> TASK DETAILS
From the entries that follow, list every line in which the string "pick" appears.

* BEGIN RECORDS SHOWN *

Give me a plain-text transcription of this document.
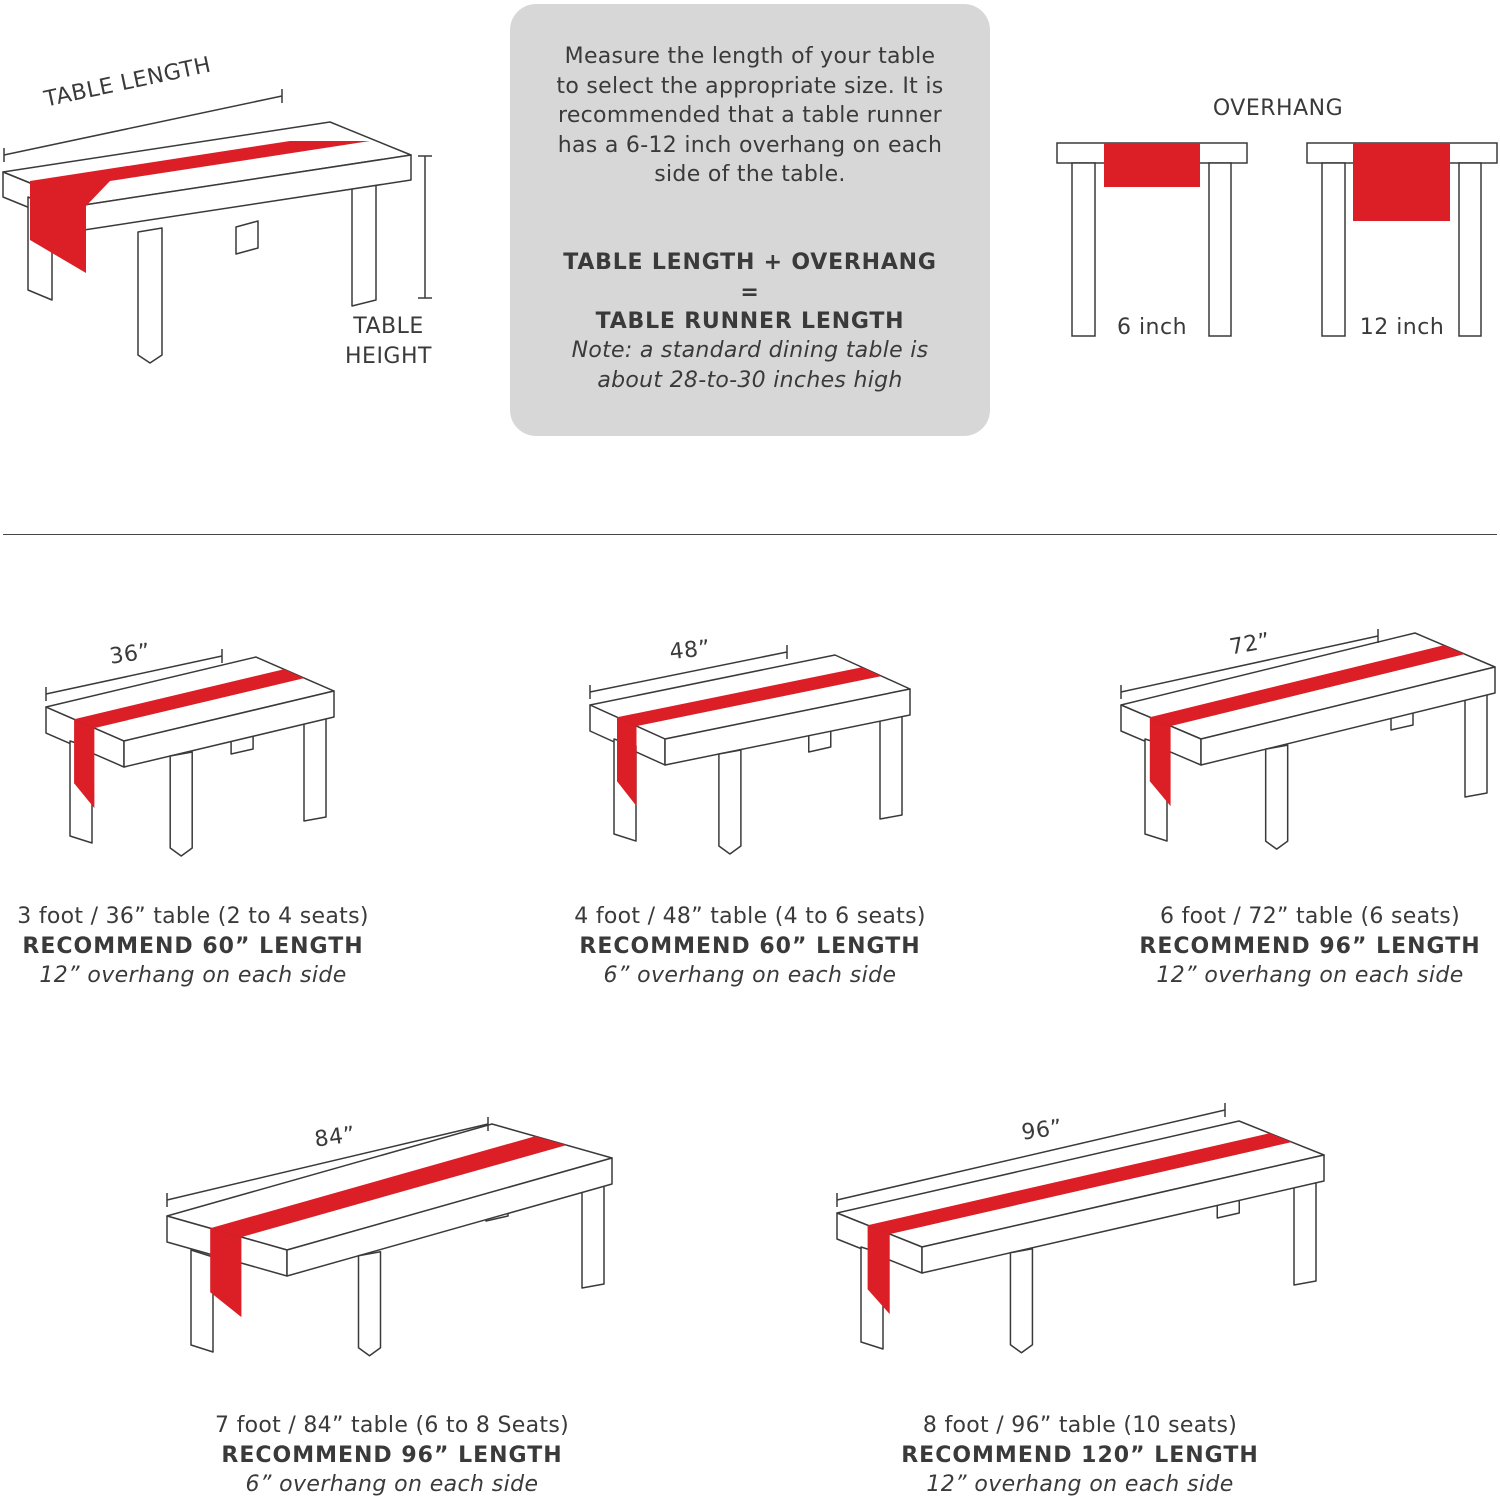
TABLE LENGTH
TABLE
HEIGHT
Measure the length of your table to select the appropriate size. It is recommended that a table runner has a 6-12 inch overhang on each side of the table.
TABLE LENGTH + OVERHANG =
TABLE RUNNER LENGTH
Note: a standard dining table is about 28-to-30 inches high
OVERHANG
6 inch	12 inch
36”	48”	72”
84”	96”
3 foot / 36” table (2 to 4 seats)
RECOMMEND 60” LENGTH
12” overhang on each side
4 foot / 48” table (4 to 6 seats)
RECOMMEND 60” LENGTH
6” overhang on each side
6 foot / 72” table (6 seats)
RECOMMEND 96” LENGTH
12” overhang on each side
7 foot / 84” table (6 to 8 Seats)
RECOMMEND 96” LENGTH
6” overhang on each side
8 foot / 96” table (10 seats)
RECOMMEND 120” LENGTH
12” overhang on each side
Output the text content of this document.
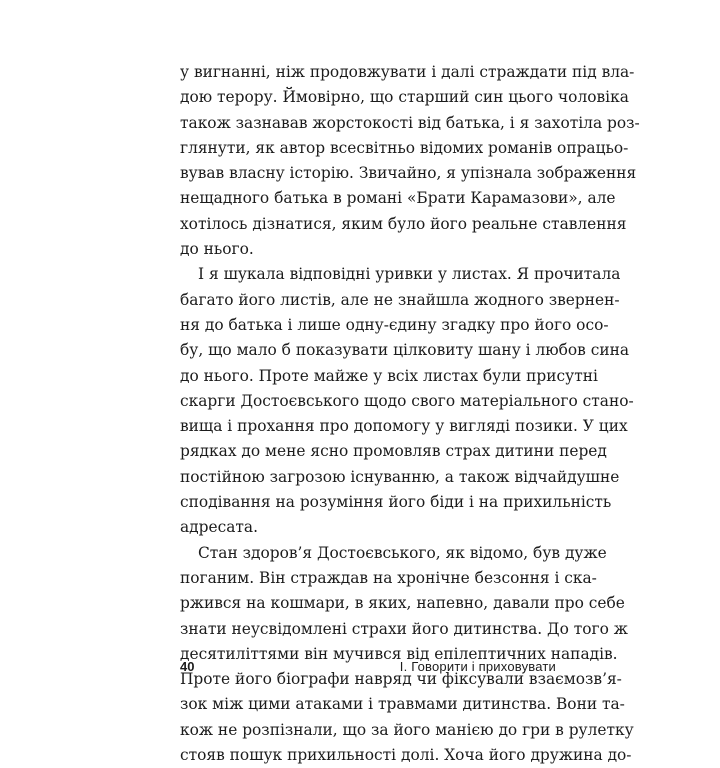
у вигнанні, ніж продовжувати і далі страждати під вла-
дою терору. Ймовірно, що старший син цього чоловіка
також зазнавав жорстокості від батька, і я захотіла роз-
глянути, як автор всесвітньо відомих романів опрацьо-
вував власну історію. Звичайно, я упізнала зображення
нещадного батька в романі «Брати Карамазови», але
хотілось дізнатися, яким було його реальне ставлення
до нього.

І я шукала відповідні уривки у листах. Я прочитала
багато його листів, але не знайшла жодного звернен-
ня до батька і лише одну-єдину згадку про його осо-
бу, що мало б показувати цілковиту шану і любов сина
до нього. Проте майже у всіх листах були присутні
скарги Достоєвського щодо свого матеріального стано-
вища і прохання про допомогу у вигляді позики. У цих
рядках до мене ясно промовляв страх дитини перед
постійною загрозою існуванню, а також відчайдушне
сподівання на розуміння його біди і на прихильність
адресата.

Стан здоров’я Достоєвського, як відомо, був дуже
поганим. Він страждав на хронічне безсоння і ска-
ржився на кошмари, в яких, напевно, давали про себе
знати неусвідомлені страхи його дитинства. До того ж
десятиліттями він мучився від епілептичних нападів.
Проте його біографи навряд чи фіксували взаємозв’я-
зок між цими атаками і травмами дитинства. Вони та-
кож не розпізнали, що за його манією до гри в рулетку
стояв пошук прихильності долі. Хоча його дружина до-

40	I. Говорити і приховувати
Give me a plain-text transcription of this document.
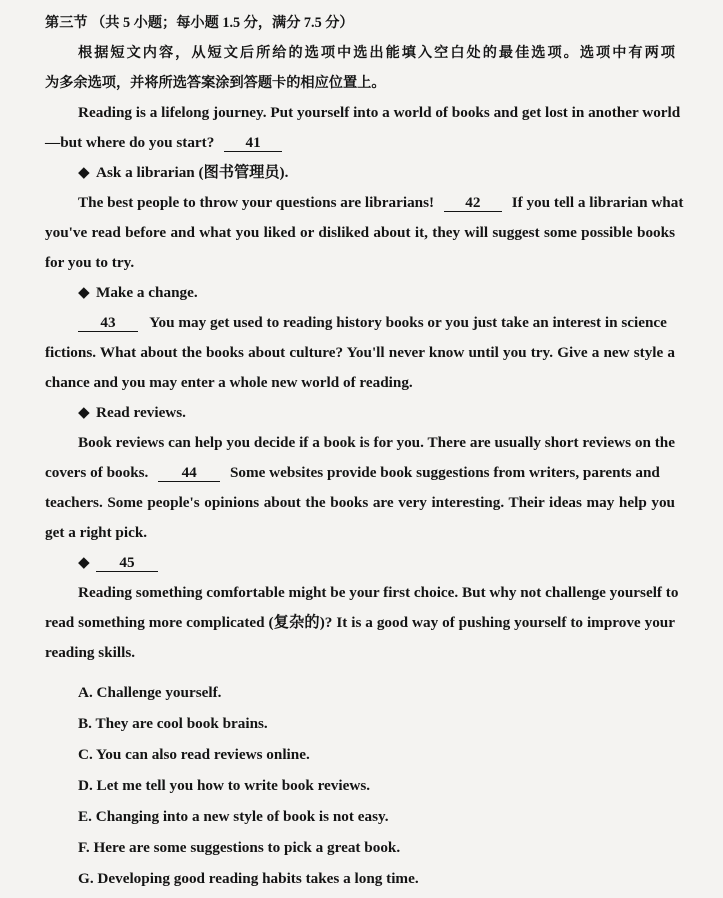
第三节 （共 5 小题；每小题 1.5 分，满分 7.5 分）
根据短文内容，从短文后所给的选项中选出能填入空白处的最佳选项。选项中有两项
为多余选项，并将所选答案涂到答题卡的相应位置上。
Reading is a lifelong journey. Put yourself into a world of books and get lost in another world
—but where do you start? 41
◆ Ask a librarian (图书管理员).
The best people to throw your questions are librarians! 42 If you tell a librarian what
you've read before and what you liked or disliked about it, they will suggest some possible books
for you to try.
◆ Make a change.
43 You may get used to reading history books or you just take an interest in science
fictions. What about the books about culture? You'll never know until you try. Give a new style a
chance and you may enter a whole new world of reading.
◆ Read reviews.
Book reviews can help you decide if a book is for you. There are usually short reviews on the
covers of books. 44 Some websites provide book suggestions from writers, parents and
teachers. Some people's opinions about the books are very interesting. Their ideas may help you
get a right pick.
◆ 45
Reading something comfortable might be your first choice. But why not challenge yourself to
read something more complicated (复杂的)? It is a good way of pushing yourself to improve your
reading skills.
A. Challenge yourself.
B. They are cool book brains.
C. You can also read reviews online.
D. Let me tell you how to write book reviews.
E. Changing into a new style of book is not easy.
F. Here are some suggestions to pick a great book.
G. Developing good reading habits takes a long time.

* END RECORDS SHOWN *

> SOLUTION FOR THIS EXERCISE
get a right pick.
F. Here are some suggestions to pick a great book.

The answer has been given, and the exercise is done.